(Directive) Copy the data precisely, character for character, and leave out every picture.

## START

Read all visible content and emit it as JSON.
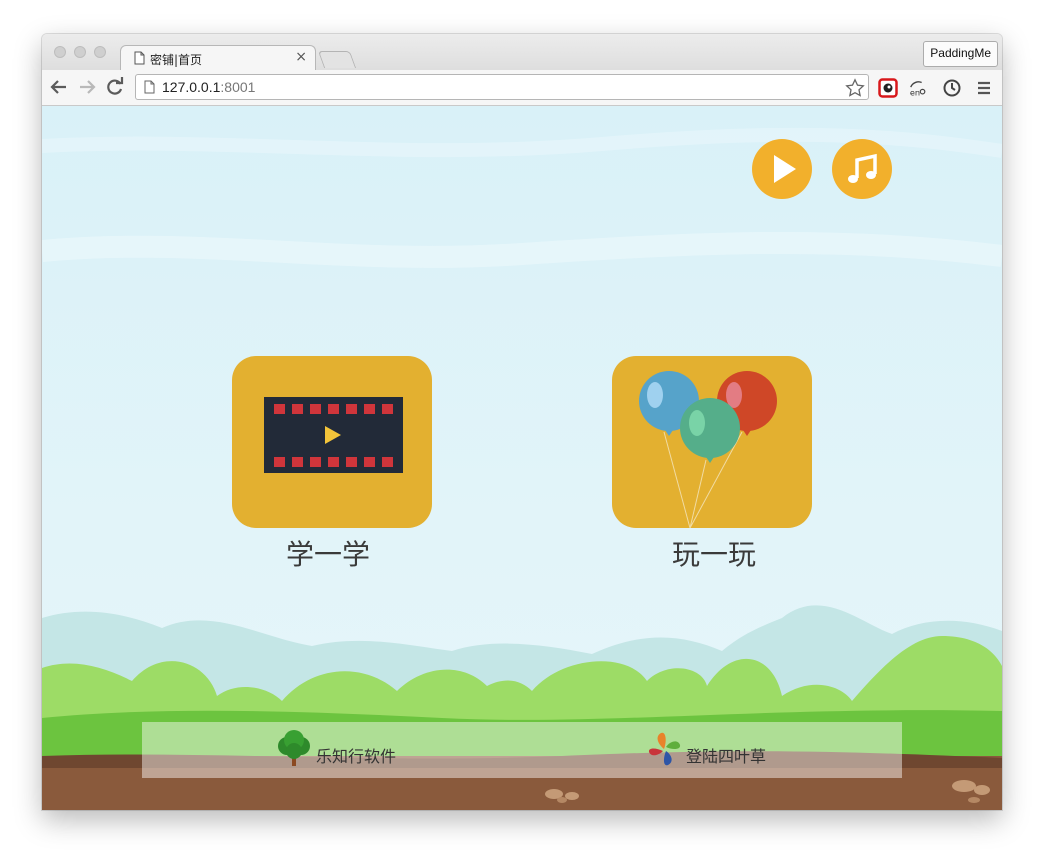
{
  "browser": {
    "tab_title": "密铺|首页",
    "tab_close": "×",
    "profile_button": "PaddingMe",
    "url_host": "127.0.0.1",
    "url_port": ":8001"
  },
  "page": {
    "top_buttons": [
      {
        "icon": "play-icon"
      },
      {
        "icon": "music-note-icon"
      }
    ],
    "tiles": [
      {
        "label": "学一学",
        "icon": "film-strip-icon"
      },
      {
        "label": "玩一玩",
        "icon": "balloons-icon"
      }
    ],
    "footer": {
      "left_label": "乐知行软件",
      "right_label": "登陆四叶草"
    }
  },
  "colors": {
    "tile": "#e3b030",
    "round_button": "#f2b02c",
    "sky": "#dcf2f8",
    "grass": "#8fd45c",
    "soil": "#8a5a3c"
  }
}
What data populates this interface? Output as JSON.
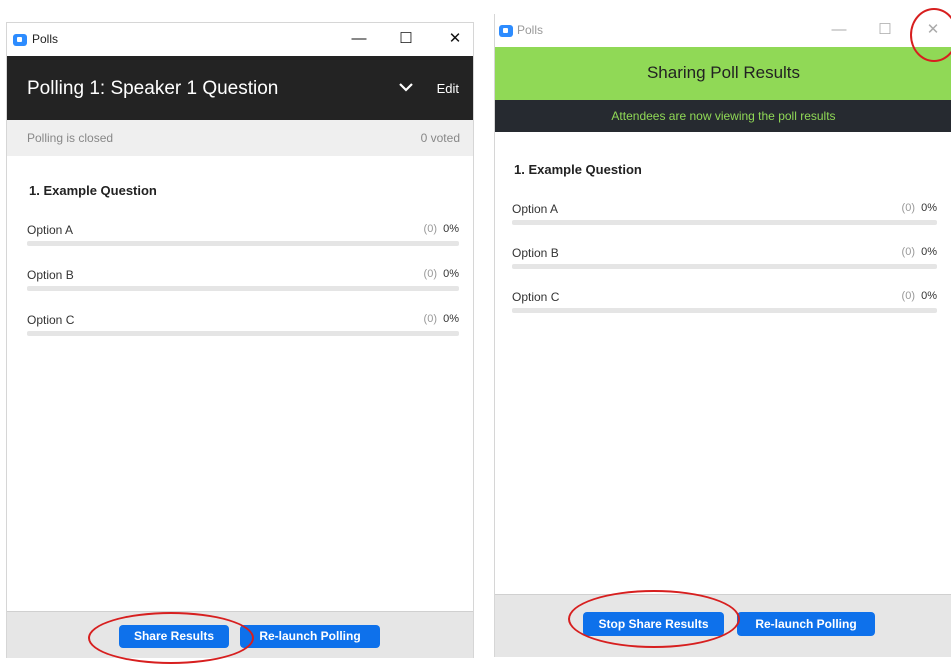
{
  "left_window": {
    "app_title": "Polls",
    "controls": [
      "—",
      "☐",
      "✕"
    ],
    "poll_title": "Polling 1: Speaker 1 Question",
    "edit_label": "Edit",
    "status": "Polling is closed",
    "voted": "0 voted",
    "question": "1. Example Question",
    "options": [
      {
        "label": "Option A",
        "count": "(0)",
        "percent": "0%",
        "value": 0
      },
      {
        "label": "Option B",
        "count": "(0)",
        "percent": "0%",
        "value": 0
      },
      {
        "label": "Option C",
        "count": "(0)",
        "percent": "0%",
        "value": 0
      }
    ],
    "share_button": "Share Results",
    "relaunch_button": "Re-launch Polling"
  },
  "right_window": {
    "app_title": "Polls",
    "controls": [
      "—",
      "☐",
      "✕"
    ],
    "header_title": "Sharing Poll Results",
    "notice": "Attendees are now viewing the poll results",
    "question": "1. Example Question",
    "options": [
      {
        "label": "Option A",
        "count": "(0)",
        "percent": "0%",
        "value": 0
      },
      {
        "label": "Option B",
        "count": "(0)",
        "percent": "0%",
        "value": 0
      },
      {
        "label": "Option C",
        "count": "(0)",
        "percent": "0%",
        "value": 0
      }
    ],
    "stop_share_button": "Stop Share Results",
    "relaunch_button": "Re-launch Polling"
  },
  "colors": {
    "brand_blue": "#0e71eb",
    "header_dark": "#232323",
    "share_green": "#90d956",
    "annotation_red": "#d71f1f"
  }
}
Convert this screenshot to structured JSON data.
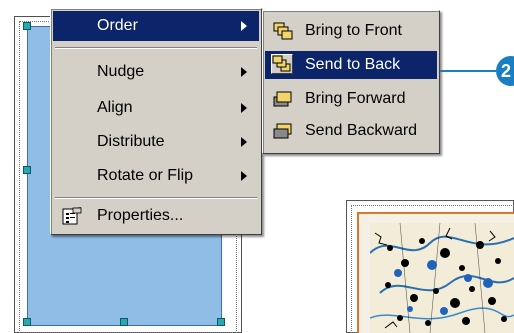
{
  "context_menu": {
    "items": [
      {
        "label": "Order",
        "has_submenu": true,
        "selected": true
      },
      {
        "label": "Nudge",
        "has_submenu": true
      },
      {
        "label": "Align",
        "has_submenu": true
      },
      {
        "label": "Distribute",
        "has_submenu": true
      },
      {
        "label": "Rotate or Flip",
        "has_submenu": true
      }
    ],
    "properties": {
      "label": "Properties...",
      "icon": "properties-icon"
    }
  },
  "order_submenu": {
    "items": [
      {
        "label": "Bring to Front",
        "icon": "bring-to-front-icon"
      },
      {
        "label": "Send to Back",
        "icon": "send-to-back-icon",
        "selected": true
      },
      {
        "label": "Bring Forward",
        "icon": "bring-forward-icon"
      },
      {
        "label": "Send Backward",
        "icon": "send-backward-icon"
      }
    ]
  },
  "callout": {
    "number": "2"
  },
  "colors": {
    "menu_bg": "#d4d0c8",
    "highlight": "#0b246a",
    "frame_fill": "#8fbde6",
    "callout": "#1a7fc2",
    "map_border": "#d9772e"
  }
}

## END

(The reply)
Read all visible content and emit it as JSON.
{
  "browser": {
    "tab_title": "密铺|首页",
    "tab_close": "×",
    "profile_button": "PaddingMe",
    "url_host": "127.0.0.1",
    "url_port": ":8001"
  },
  "page": {
    "top_buttons": [
      {
        "icon": "play-icon"
      },
      {
        "icon": "music-note-icon"
      }
    ],
    "tiles": [
      {
        "label": "学一学",
        "icon": "film-strip-icon"
      },
      {
        "label": "玩一玩",
        "icon": "balloons-icon"
      }
    ],
    "footer": {
      "left_label": "乐知行软件",
      "right_label": "登陆四叶草"
    }
  },
  "colors": {
    "tile": "#e3b030",
    "round_button": "#f2b02c",
    "sky": "#dcf2f8",
    "grass": "#8fd45c",
    "soil": "#8a5a3c"
  }
}
What data populates this interface? Output as JSON.
{
  "left_window": {
    "app_title": "Polls",
    "controls": [
      "—",
      "☐",
      "✕"
    ],
    "poll_title": "Polling 1: Speaker 1 Question",
    "edit_label": "Edit",
    "status": "Polling is closed",
    "voted": "0 voted",
    "question": "1. Example Question",
    "options": [
      {
        "label": "Option A",
        "count": "(0)",
        "percent": "0%",
        "value": 0
      },
      {
        "label": "Option B",
        "count": "(0)",
        "percent": "0%",
        "value": 0
      },
      {
        "label": "Option C",
        "count": "(0)",
        "percent": "0%",
        "value": 0
      }
    ],
    "share_button": "Share Results",
    "relaunch_button": "Re-launch Polling"
  },
  "right_window": {
    "app_title": "Polls",
    "controls": [
      "—",
      "☐",
      "✕"
    ],
    "header_title": "Sharing Poll Results",
    "notice": "Attendees are now viewing the poll results",
    "question": "1. Example Question",
    "options": [
      {
        "label": "Option A",
        "count": "(0)",
        "percent": "0%",
        "value": 0
      },
      {
        "label": "Option B",
        "count": "(0)",
        "percent": "0%",
        "value": 0
      },
      {
        "label": "Option C",
        "count": "(0)",
        "percent": "0%",
        "value": 0
      }
    ],
    "stop_share_button": "Stop Share Results",
    "relaunch_button": "Re-launch Polling"
  },
  "colors": {
    "brand_blue": "#0e71eb",
    "header_dark": "#232323",
    "share_green": "#90d956",
    "annotation_red": "#d71f1f"
  }
}
Convert this screenshot to structured JSON data.
{
  "context_menu": {
    "items": [
      {
        "label": "Order",
        "has_submenu": true,
        "selected": true
      },
      {
        "label": "Nudge",
        "has_submenu": true
      },
      {
        "label": "Align",
        "has_submenu": true
      },
      {
        "label": "Distribute",
        "has_submenu": true
      },
      {
        "label": "Rotate or Flip",
        "has_submenu": true
      }
    ],
    "properties": {
      "label": "Properties...",
      "icon": "properties-icon"
    }
  },
  "order_submenu": {
    "items": [
      {
        "label": "Bring to Front",
        "icon": "bring-to-front-icon"
      },
      {
        "label": "Send to Back",
        "icon": "send-to-back-icon",
        "selected": true
      },
      {
        "label": "Bring Forward",
        "icon": "bring-forward-icon"
      },
      {
        "label": "Send Backward",
        "icon": "send-backward-icon"
      }
    ]
  },
  "callout": {
    "number": "2"
  },
  "colors": {
    "menu_bg": "#d4d0c8",
    "highlight": "#0b246a",
    "frame_fill": "#8fbde6",
    "callout": "#1a7fc2",
    "map_border": "#d9772e"
  }
}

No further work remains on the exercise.